[SHORT EXERCISE]: Without altering anything, output the material below.

[RECORDS FOR THIS EXERCISE]:
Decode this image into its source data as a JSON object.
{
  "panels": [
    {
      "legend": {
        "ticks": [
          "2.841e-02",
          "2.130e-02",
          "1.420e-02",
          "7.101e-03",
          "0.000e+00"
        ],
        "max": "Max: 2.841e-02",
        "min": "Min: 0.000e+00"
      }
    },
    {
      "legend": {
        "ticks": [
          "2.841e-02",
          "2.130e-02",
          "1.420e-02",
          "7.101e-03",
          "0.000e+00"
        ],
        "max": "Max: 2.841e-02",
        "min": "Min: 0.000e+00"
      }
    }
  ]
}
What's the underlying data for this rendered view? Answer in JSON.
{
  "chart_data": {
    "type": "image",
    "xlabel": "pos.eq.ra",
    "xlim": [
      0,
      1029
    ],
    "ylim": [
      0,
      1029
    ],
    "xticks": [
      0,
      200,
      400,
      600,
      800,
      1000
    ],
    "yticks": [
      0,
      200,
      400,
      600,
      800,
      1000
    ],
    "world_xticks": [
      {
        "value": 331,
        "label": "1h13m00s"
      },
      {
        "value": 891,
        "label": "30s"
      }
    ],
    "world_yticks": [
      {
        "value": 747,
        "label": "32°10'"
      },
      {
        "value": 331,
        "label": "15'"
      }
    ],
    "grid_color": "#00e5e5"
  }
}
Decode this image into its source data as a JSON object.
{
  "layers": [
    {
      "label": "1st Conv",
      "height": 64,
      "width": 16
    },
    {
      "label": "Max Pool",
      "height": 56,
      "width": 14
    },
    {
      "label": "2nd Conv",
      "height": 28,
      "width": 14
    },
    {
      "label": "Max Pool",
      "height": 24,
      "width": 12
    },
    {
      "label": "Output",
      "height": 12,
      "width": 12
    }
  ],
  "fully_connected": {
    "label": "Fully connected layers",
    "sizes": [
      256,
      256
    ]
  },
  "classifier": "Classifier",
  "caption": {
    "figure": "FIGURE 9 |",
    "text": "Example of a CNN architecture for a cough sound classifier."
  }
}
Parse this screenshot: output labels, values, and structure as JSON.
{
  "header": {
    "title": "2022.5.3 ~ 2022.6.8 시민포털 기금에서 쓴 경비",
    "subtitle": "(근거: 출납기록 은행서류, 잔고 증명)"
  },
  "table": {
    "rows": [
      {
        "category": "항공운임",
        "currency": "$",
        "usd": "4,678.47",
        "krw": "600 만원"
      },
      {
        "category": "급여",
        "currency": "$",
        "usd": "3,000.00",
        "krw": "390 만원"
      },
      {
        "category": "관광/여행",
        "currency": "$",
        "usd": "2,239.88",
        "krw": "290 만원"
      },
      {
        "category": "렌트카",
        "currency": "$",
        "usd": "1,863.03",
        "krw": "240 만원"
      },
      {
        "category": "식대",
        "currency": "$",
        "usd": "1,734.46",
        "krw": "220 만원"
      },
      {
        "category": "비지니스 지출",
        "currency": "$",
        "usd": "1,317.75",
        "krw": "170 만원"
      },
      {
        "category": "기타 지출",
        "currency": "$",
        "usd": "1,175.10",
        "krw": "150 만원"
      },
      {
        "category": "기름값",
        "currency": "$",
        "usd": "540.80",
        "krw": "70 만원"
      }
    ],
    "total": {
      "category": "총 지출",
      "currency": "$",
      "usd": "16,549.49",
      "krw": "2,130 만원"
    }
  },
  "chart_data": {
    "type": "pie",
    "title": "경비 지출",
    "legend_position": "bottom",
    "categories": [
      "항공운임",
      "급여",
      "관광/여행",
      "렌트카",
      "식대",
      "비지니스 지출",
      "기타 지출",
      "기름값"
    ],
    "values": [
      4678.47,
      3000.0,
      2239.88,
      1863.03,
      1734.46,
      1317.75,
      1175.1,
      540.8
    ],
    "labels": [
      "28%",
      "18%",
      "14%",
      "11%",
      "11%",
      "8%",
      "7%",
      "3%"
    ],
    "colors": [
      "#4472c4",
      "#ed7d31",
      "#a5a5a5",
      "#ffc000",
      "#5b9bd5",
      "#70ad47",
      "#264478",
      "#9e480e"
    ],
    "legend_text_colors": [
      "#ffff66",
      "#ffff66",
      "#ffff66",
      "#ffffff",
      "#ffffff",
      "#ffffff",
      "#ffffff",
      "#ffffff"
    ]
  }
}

[OUTPUT]:
Decode this image into its source data as a JSON object.
{
  "panels": [
    {
      "legend": {
        "ticks": [
          "2.841e-02",
          "2.130e-02",
          "1.420e-02",
          "7.101e-03",
          "0.000e+00"
        ],
        "max": "Max: 2.841e-02",
        "min": "Min: 0.000e+00"
      }
    },
    {
      "legend": {
        "ticks": [
          "2.841e-02",
          "2.130e-02",
          "1.420e-02",
          "7.101e-03",
          "0.000e+00"
        ],
        "max": "Max: 2.841e-02",
        "min": "Min: 0.000e+00"
      }
    }
  ]
}
What's the underlying data for this rendered view? Answer in JSON.
{
  "chart_data": {
    "type": "image",
    "xlabel": "pos.eq.ra",
    "xlim": [
      0,
      1029
    ],
    "ylim": [
      0,
      1029
    ],
    "xticks": [
      0,
      200,
      400,
      600,
      800,
      1000
    ],
    "yticks": [
      0,
      200,
      400,
      600,
      800,
      1000
    ],
    "world_xticks": [
      {
        "value": 331,
        "label": "1h13m00s"
      },
      {
        "value": 891,
        "label": "30s"
      }
    ],
    "world_yticks": [
      {
        "value": 747,
        "label": "32°10'"
      },
      {
        "value": 331,
        "label": "15'"
      }
    ],
    "grid_color": "#00e5e5"
  }
}
Decode this image into its source data as a JSON object.
{
  "layers": [
    {
      "label": "1st Conv",
      "height": 64,
      "width": 16
    },
    {
      "label": "Max Pool",
      "height": 56,
      "width": 14
    },
    {
      "label": "2nd Conv",
      "height": 28,
      "width": 14
    },
    {
      "label": "Max Pool",
      "height": 24,
      "width": 12
    },
    {
      "label": "Output",
      "height": 12,
      "width": 12
    }
  ],
  "fully_connected": {
    "label": "Fully connected layers",
    "sizes": [
      256,
      256
    ]
  },
  "classifier": "Classifier",
  "caption": {
    "figure": "FIGURE 9 |",
    "text": "Example of a CNN architecture for a cough sound classifier."
  }
}
Parse this screenshot: output labels, values, and structure as JSON.
{
  "header": {
    "title": "2022.5.3 ~ 2022.6.8 시민포털 기금에서 쓴 경비",
    "subtitle": "(근거: 출납기록 은행서류, 잔고 증명)"
  },
  "table": {
    "rows": [
      {
        "category": "항공운임",
        "currency": "$",
        "usd": "4,678.47",
        "krw": "600 만원"
      },
      {
        "category": "급여",
        "currency": "$",
        "usd": "3,000.00",
        "krw": "390 만원"
      },
      {
        "category": "관광/여행",
        "currency": "$",
        "usd": "2,239.88",
        "krw": "290 만원"
      },
      {
        "category": "렌트카",
        "currency": "$",
        "usd": "1,863.03",
        "krw": "240 만원"
      },
      {
        "category": "식대",
        "currency": "$",
        "usd": "1,734.46",
        "krw": "220 만원"
      },
      {
        "category": "비지니스 지출",
        "currency": "$",
        "usd": "1,317.75",
        "krw": "170 만원"
      },
      {
        "category": "기타 지출",
        "currency": "$",
        "usd": "1,175.10",
        "krw": "150 만원"
      },
      {
        "category": "기름값",
        "currency": "$",
        "usd": "540.80",
        "krw": "70 만원"
      }
    ],
    "total": {
      "category": "총 지출",
      "currency": "$",
      "usd": "16,549.49",
      "krw": "2,130 만원"
    }
  },
  "chart_data": {
    "type": "pie",
    "title": "경비 지출",
    "legend_position": "bottom",
    "categories": [
      "항공운임",
      "급여",
      "관광/여행",
      "렌트카",
      "식대",
      "비지니스 지출",
      "기타 지출",
      "기름값"
    ],
    "values": [
      4678.47,
      3000.0,
      2239.88,
      1863.03,
      1734.46,
      1317.75,
      1175.1,
      540.8
    ],
    "labels": [
      "28%",
      "18%",
      "14%",
      "11%",
      "11%",
      "8%",
      "7%",
      "3%"
    ],
    "colors": [
      "#4472c4",
      "#ed7d31",
      "#a5a5a5",
      "#ffc000",
      "#5b9bd5",
      "#70ad47",
      "#264478",
      "#9e480e"
    ],
    "legend_text_colors": [
      "#ffff66",
      "#ffff66",
      "#ffff66",
      "#ffffff",
      "#ffffff",
      "#ffffff",
      "#ffffff",
      "#ffffff"
    ]
  }
}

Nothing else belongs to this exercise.